▸ RECORDS:
==========
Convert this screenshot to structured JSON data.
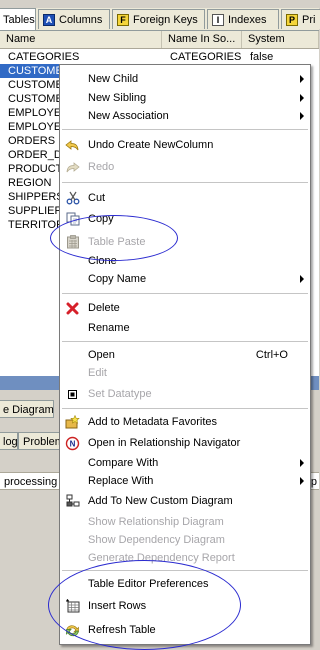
{
  "tabs": [
    {
      "label": "Tables",
      "icon": "none",
      "active": true
    },
    {
      "label": "Columns",
      "icon": "columns-icon"
    },
    {
      "label": "Foreign Keys",
      "icon": "foreign-keys-icon"
    },
    {
      "label": "Indexes",
      "icon": "indexes-icon"
    },
    {
      "label": "Pri",
      "icon": "primary-keys-icon"
    }
  ],
  "grid": {
    "headers": [
      "Name",
      "Name In So...",
      "System"
    ],
    "rows": [
      [
        "CATEGORIES",
        "CATEGORIES",
        "false"
      ],
      [
        "CUSTOMER",
        "",
        ""
      ],
      [
        "CUSTOMER",
        "",
        ""
      ],
      [
        "CUSTOMER",
        "",
        ""
      ],
      [
        "EMPLOYEE",
        "",
        ""
      ],
      [
        "EMPLOYEE",
        "",
        ""
      ],
      [
        "ORDERS",
        "",
        ""
      ],
      [
        "ORDER_DE",
        "",
        ""
      ],
      [
        "PRODUCTS",
        "",
        ""
      ],
      [
        "REGION",
        "",
        ""
      ],
      [
        "SHIPPERS",
        "",
        ""
      ],
      [
        "SUPPLIERS",
        "",
        ""
      ],
      [
        "TERRITOR",
        "",
        ""
      ]
    ]
  },
  "bottom": {
    "diagram_tab": "e Diagram",
    "log_tab": "log",
    "problems_tab": "Problem",
    "processing_text": "processing c",
    "right_fragment": "xp"
  },
  "menu": {
    "new_child": "New Child",
    "new_sibling": "New Sibling",
    "new_association": "New Association",
    "undo": "Undo Create NewColumn",
    "redo": "Redo",
    "cut": "Cut",
    "copy": "Copy",
    "table_paste": "Table Paste",
    "clone": "Clone",
    "copy_name": "Copy Name",
    "delete": "Delete",
    "rename": "Rename",
    "open": "Open",
    "open_shortcut": "Ctrl+O",
    "edit": "Edit",
    "set_datatype": "Set Datatype",
    "add_favorites": "Add to Metadata Favorites",
    "open_navigator": "Open in Relationship Navigator",
    "compare_with": "Compare With",
    "replace_with": "Replace With",
    "add_custom_diagram": "Add To New Custom Diagram",
    "show_relationship": "Show Relationship Diagram",
    "show_dependency": "Show Dependency Diagram",
    "generate_report": "Generate Dependency Report",
    "table_editor_prefs": "Table Editor Preferences",
    "insert_rows": "Insert Rows",
    "refresh_table": "Refresh Table"
  },
  "colors": {
    "selection": "#316ac5",
    "annotation": "#2b2bd0",
    "disabled": "#a7a6aa"
  }
}
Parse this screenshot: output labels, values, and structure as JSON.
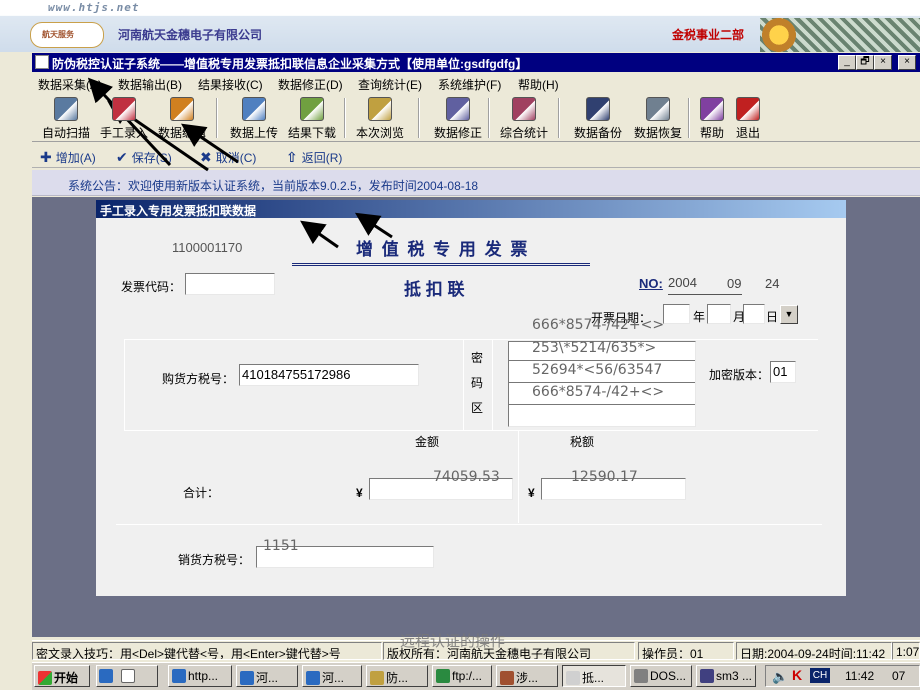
==========
▸ TASK GOAL:
List the lines of the records where "Relationship" occurs.

▸ COMPLETE OUTPUT:
    "open_navigator": "Open in Relationship Navigator",
    "show_relationship": "Show Relationship Diagram",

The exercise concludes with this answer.